Task to complete =>
Turn all the rows below into a JSON list of strings with one string per line, skipping blank lines and leaving out the pictures.

Extracted information =>
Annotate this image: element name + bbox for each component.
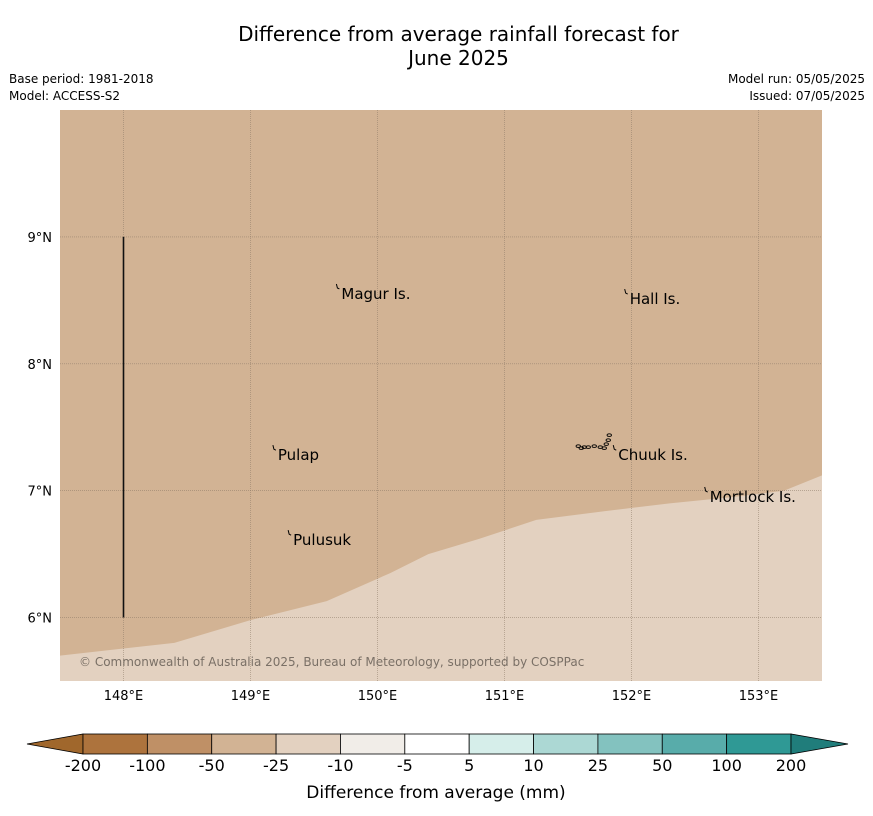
island-outline <box>287 530 292 536</box>
legend-tick-label: 100 <box>711 756 742 775</box>
legend-tick-label: -5 <box>397 756 413 775</box>
lon-tick-label: 149°E <box>231 689 271 700</box>
legend-swatch <box>661 733 728 755</box>
legend-tick-label: 200 <box>776 756 807 775</box>
place-label: Magur Is. <box>341 285 410 303</box>
title-line-1: Difference from average rainfall forecas… <box>238 22 679 46</box>
island-outline <box>335 283 340 290</box>
legend-tick-label: 10 <box>523 756 543 775</box>
legend-label: Difference from average (mm) <box>306 783 565 803</box>
place-label: Hall Is. <box>630 290 681 308</box>
lat-tick-label: 9°N <box>28 231 53 246</box>
meta-left: Base period: 1981-2018 Model: ACCESS-S2 <box>9 71 154 105</box>
forecast-map: 148°E 149°E 150°E 151°E 152°E 153°E 6°N 7°N 8°N 9… <box>28 110 822 700</box>
island-outline <box>612 445 617 451</box>
chuuk-islet <box>603 442 609 446</box>
lat-tick-label: 7°N <box>28 485 53 500</box>
legend-swatch <box>726 733 792 755</box>
legend-swatch <box>82 733 148 755</box>
chuuk-islet <box>605 438 611 442</box>
island-outline <box>704 486 708 493</box>
island-outline <box>272 445 277 451</box>
chuuk-islet <box>606 433 612 437</box>
title-line-2: June 2025 <box>408 46 509 70</box>
lat-tick-label: 8°N <box>28 358 53 373</box>
legend-tick-label: -200 <box>65 756 101 775</box>
place-label: Pulusuk <box>293 531 351 549</box>
chuuk-islet <box>601 446 607 450</box>
legend-swatch <box>597 733 663 755</box>
island-outline <box>624 288 628 295</box>
lon-tick-label: 151°E <box>485 689 525 700</box>
chuuk-islet <box>575 444 581 448</box>
legend-swatch <box>340 733 406 755</box>
copyright-note: © Commonwealth of Australia 2025, Bureau… <box>79 655 584 669</box>
lon-tick-label: 153°E <box>739 689 779 700</box>
legend-swatch <box>275 733 341 755</box>
legend-over-arrow <box>790 733 849 755</box>
legend-swatch <box>211 733 277 755</box>
base-period-text: Base period: 1981-2018 <box>9 72 154 86</box>
legend-under-arrow <box>26 733 84 755</box>
legend-swatch <box>146 733 213 755</box>
legend-tick-label: 25 <box>588 756 608 775</box>
issued-text: Issued: 07/05/2025 <box>749 89 865 103</box>
legend-tick-label: 5 <box>464 756 474 775</box>
model-run-text: Model run: 05/05/2025 <box>727 72 865 86</box>
lon-tick-label: 150°E <box>358 689 398 700</box>
legend-swatch <box>404 733 470 755</box>
lon-tick-label: 152°E <box>612 689 652 700</box>
model-text: Model: ACCESS-S2 <box>9 89 121 103</box>
legend-tick-label: -10 <box>327 756 353 775</box>
chuuk-islet <box>591 444 597 448</box>
lon-tick-label: 148°E <box>104 689 144 700</box>
chart-title: Difference from average rainfall forecas… <box>0 22 873 70</box>
meta-right: Model run: 05/05/2025 Issued: 07/05/2025 <box>728 71 865 105</box>
legend-swatch <box>468 733 534 755</box>
legend-tick-label: -100 <box>129 756 165 775</box>
legend-tick-label: -50 <box>199 756 225 775</box>
legend-tick-label: -25 <box>263 756 289 775</box>
place-label: Pulap <box>278 446 319 464</box>
legend-tick-label: 50 <box>652 756 672 775</box>
lat-tick-label: 6°N <box>28 612 53 627</box>
place-label: Chuuk Is. <box>618 446 687 464</box>
legend-swatch <box>533 733 599 755</box>
chuuk-islet <box>585 445 591 449</box>
place-label: Mortlock Is. <box>710 488 796 506</box>
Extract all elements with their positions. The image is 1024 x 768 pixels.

Result below =>
[
  "Annotate this image: element name + bbox for each component.",
  "island-outline <box>287 530 292 536</box>",
  "legend-tick-label: 100 <box>711 756 742 775</box>",
  "legend-tick-label: -5 <box>397 756 413 775</box>",
  "lon-tick-label: 149°E <box>231 689 271 700</box>",
  "legend-swatch <box>661 733 728 755</box>",
  "legend-tick-label: 200 <box>776 756 807 775</box>",
  "place-label: Magur Is. <box>341 285 410 303</box>",
  "title-line-1: Difference from average rainfall forecas… <box>238 22 679 46</box>",
  "island-outline <box>335 283 340 290</box>",
  "legend-tick-label: 10 <box>523 756 543 775</box>",
  "legend-label: Difference from average (mm) <box>306 783 565 803</box>",
  "place-label: Hall Is. <box>630 290 681 308</box>",
  "lat-tick-label: 9°N <box>28 231 53 246</box>",
  "meta-left: Base period: 1981-2018 Model: ACCESS-S2 <box>9 71 154 105</box>",
  "forecast-map: 148°E 149°E 150°E 151°E 152°E 153°E 6°N 7°N 8°N 9… <box>28 110 822 700</box>",
  "island-outline <box>612 445 617 451</box>",
  "chuuk-islet <box>603 442 609 446</box>",
  "lat-tick-label: 7°N <box>28 485 53 500</box>",
  "legend-swatch <box>726 733 792 755</box>",
  "legend-swatch <box>82 733 148 755</box>",
  "chuuk-islet <box>605 438 611 442</box>",
  "island-outline <box>704 486 708 493</box>",
  "island-outline <box>272 445 277 451</box>",
  "chuuk-islet <box>606 433 612 437</box>",
  "title-line-2: June 2025 <box>408 46 509 70</box>",
  "lat-tick-label: 8°N <box>28 358 53 373</box>",
  "legend-tick-label: -200 <box>65 756 101 775</box>",
  "place-label: Pulusuk <box>293 531 351 549</box>",
  "chuuk-islet <box>601 446 607 450</box>",
  "legend-swatch <box>597 733 663 755</box>",
  "island-outline <box>624 288 628 295</box>",
  "lon-tick-label: 151°E <box>485 689 525 700</box>",
  "chuuk-islet <box>575 444 581 448</box>",
  "legend-swatch <box>340 733 406 755</box>",
  "copyright-note: © Commonwealth of Australia 2025, Bureau… <box>79 655 584 669</box>",
  "lon-tick-label: 153°E <box>739 689 779 700</box>",
  "legend-swatch <box>275 733 341 755</box>",
  "legend-over-arrow <box>790 733 849 755</box>",
  "legend-swatch <box>211 733 277 755</box>",
  "base-period-text: Base period: 1981-2018 <box>9 72 154 86</box>",
  "legend-under-arrow <box>26 733 84 755</box>",
  "legend-swatch <box>146 733 213 755</box>",
  "legend-tick-label: 25 <box>588 756 608 775</box>",
  "issued-text: Issued: 07/05/2025 <box>749 89 865 103</box>",
  "legend-tick-label: 5 <box>464 756 474 775</box>",
  "model-run-text: Model run: 05/05/2025 <box>727 72 865 86</box>",
  "lon-tick-label: 150°E <box>358 689 398 700</box>",
  "legend-swatch <box>404 733 470 755</box>",
  "lon-tick-label: 152°E <box>612 689 652 700</box>",
  "model-text: Model: ACCESS-S2 <box>9 89 121 103</box>",
  "legend-tick-label: -10 <box>327 756 353 775</box>",
  "chuuk-islet <box>591 444 597 448</box>",
  "lon-tick-label: 148°E <box>104 689 144 700</box>",
  "chart-title: Difference from average rainfall forecas… <box>0 22 873 70</box>",
  "meta-right: Model run: 05/05/2025 Issued: 07/05/2025 <box>728 71 865 105</box>",
  "legend-swatch <box>468 733 534 755</box>",
  "legend-tick-label: -100 <box>129 756 165 775</box>",
  "legend-tick-label: -50 <box>199 756 225 775</box>",
  "legend-tick-label: -25 <box>263 756 289 775</box>",
  "place-label: Pulap <box>278 446 319 464</box>",
  "legend-tick-label: 50 <box>652 756 672 775</box>",
  "lat-tick-label: 6°N <box>28 612 53 627</box>",
  "place-label: Chuuk Is. <box>618 446 687 464</box>",
  "legend-swatch <box>533 733 599 755</box>",
  "chuuk-islet <box>585 445 591 449</box>",
  "place-label: Mortlock Is. <box>710 488 796 506</box>",
  "Extract all elements with their positions. The image is 1024 x 768 pixels."
]